The other image is a photograph my friend Patrice Helmar made in 2020. They recently showed it, in summer 2024 at PARTICIPANT INC gallery. They created a series of self-portraits during the COVID lockdown after returning to Alaska. Stuck there for over a year, they started making portraits every day with a large-format camera. One picture shows Patrice in front of an old tanker, nude, with their dog Dolly, a Pomeranian-Chihuahua mix, sitting next to them. Patrice wears a balaclava, connecting to a character or persona they were exploring.
I saw the series and was struck by the generosity of it all, the vulnerability, but also the way it reflects what we all were going through. None of us knew what was happening; many of us were paralyzed with fear. I think Patrice just felt they had to make the work. There’s an almost crazed energy to the series, but this particular image feels grounded, embodied, present. I saw it in the show, a large print in the back of the gallery, and I just started crying. It was incredible.
This image reminds me of something I teach my students: take chances. If you have an idea, do it. Don’t overanalyze, pick up your camera and see what happens. That level of risk is where the generosity comes from. And that connects back to the Manuel Alvarez Bravo image. Both pictures speak to the generosity of photography: the willingness of someone to pose, or to put yourself in front of the camera. There’s a deep humanity in both images that floors me every time.
Patrice Aphrodite Helmar, Tanker, 2020. Gelatin Silver Print, 60x48 in.
I always ask myself, and my students, what part of your humanity are you putting into your work? All art is an expression of some aspect of humanity. It doesn’t have to be directly about your body or lived experience, but whatever your mind or imagination produces, it’s coming from you. That generosity is so important, especially today, when it feels increasingly rare.
These images stay in my mind because they offer a kind of respite. They provide moments for others to shift their attention, even briefly. As an artist, sometimes I feel like "The world is on fire, and I’m making my silly pictures." But seeing work like this reminds me it does matter.
I also look to artists from the past for guidance, particularly those responding to crises. So much of my practice is influenced by artists living through the AIDS crisis of the ’80s and ’90s. How did they stay politically and culturally engaged while also creating work that was beautiful or peaceful? That act of creation can be deeply healing. Patrice’s photo exemplifies that. Making the series, putting the show together, it seemed like an act of healing. The dog in their series, Dolly, adds another layer. People might call photos of pets "cheesy," but it’s beautiful, a true relationship captured. I have two dogs myself and would be lost without them. There’s also a generosity in showing that connection that resonates with me.
Photography can heal. It communicates in ways words sometimes cannot. That picture stopped me in my tracks; so much was being conveyed. I can’t fully articulate it, but I can deeply appreciate it.
Afterimage is an ekphrastic series exploring that one image you see when you close your eyes—the one that lingers in your mind. We invite different people to reflect on an image they can't shake. The column began during our time publishing the journal Objektiv and continues today under Objektiv Press.

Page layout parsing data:
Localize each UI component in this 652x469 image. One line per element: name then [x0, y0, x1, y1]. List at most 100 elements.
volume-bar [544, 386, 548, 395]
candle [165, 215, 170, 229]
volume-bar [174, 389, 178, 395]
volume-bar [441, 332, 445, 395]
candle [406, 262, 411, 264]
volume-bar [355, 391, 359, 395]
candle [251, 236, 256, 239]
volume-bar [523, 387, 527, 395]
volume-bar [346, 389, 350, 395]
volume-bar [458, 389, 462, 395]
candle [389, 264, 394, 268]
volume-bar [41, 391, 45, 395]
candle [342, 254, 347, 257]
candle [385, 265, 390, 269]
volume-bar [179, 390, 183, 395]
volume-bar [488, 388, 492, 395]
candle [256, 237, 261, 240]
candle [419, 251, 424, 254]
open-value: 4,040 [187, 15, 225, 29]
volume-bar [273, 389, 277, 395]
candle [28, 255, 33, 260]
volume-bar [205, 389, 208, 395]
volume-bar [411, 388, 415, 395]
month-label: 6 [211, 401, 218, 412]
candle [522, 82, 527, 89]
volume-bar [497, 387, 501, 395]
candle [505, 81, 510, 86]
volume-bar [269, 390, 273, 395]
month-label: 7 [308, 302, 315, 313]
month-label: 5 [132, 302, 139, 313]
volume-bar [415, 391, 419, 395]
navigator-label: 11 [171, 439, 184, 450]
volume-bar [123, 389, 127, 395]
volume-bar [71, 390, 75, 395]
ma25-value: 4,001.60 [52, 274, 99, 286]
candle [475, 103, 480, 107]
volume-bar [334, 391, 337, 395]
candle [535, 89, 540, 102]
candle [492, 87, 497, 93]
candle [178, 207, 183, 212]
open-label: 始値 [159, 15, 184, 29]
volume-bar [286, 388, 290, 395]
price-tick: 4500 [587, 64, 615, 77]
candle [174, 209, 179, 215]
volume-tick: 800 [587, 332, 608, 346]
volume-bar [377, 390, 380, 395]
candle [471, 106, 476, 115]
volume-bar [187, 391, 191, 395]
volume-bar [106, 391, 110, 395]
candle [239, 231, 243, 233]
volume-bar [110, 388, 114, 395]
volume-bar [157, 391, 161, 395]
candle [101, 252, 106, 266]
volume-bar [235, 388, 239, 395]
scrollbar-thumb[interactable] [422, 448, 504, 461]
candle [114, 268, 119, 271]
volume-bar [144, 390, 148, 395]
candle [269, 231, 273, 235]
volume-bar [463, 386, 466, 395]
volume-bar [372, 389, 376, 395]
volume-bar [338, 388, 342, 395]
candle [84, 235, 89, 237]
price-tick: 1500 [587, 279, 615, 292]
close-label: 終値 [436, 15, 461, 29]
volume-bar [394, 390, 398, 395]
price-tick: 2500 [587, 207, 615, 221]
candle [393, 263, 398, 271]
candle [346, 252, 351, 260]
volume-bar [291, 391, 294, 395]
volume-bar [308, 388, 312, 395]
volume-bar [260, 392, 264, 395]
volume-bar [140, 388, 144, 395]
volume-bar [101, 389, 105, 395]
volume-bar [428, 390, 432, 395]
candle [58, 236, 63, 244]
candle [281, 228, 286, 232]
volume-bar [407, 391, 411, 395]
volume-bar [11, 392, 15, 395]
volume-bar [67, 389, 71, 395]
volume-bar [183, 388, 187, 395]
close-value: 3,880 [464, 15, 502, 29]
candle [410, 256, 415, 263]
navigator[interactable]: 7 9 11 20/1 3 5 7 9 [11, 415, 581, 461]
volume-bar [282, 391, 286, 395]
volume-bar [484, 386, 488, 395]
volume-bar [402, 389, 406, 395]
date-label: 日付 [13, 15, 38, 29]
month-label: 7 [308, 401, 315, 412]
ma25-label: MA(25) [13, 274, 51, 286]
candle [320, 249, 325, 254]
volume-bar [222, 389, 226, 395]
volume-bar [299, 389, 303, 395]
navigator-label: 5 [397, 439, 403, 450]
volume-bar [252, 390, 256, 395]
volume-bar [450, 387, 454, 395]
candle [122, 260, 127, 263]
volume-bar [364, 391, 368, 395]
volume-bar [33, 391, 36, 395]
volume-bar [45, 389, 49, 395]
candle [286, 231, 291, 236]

- **WHAT IS BEING ASKED**
Transcribe the part of the essay on Patrice Helmar's photograph that begins at the words "This image reminds" and stops after the words "me every time.".

- **RESULT OF THE EXERCISE**
This image reminds me of something I teach my students: take chances. If you have an idea, do it. Don’t overanalyze, pick up your camera and see what happens. That level of risk is where the generosity comes from. And that connects back to the Manuel Alvarez Bravo image. Both pictures speak to the generosity of photography: the willingness of someone to pose, or to put yourself in front of the camera. There’s a deep humanity in both images that floors me every time.